▶ _Some records_
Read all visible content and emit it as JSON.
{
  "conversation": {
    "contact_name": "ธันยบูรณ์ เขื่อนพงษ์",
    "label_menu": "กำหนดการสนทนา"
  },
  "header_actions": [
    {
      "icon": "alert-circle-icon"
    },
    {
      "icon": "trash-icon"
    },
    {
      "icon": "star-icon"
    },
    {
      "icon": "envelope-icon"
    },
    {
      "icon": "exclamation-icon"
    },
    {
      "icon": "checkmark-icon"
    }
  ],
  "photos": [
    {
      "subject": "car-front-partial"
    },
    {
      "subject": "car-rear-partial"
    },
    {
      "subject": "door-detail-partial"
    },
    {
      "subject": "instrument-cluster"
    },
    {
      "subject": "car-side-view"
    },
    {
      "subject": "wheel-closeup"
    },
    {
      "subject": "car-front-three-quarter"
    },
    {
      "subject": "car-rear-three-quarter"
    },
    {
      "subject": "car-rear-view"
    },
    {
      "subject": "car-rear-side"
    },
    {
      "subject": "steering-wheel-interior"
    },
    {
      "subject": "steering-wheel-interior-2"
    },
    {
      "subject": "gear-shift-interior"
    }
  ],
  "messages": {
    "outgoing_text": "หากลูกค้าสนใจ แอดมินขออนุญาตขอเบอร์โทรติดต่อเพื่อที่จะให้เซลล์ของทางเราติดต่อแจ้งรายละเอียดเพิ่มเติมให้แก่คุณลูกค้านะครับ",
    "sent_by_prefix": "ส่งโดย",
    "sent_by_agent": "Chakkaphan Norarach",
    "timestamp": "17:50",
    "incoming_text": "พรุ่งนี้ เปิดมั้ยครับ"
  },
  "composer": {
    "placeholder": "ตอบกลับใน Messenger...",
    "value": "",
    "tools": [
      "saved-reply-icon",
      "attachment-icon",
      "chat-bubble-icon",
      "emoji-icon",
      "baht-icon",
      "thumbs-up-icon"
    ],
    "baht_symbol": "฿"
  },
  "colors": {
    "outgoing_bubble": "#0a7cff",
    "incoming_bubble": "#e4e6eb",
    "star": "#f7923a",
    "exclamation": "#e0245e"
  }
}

▶ _Direction_
Gather every line from the entries above where the word "side" appears, and copy them.

▶ _Correct answer_
      "subject": "car-side-view"
      "subject": "car-rear-side"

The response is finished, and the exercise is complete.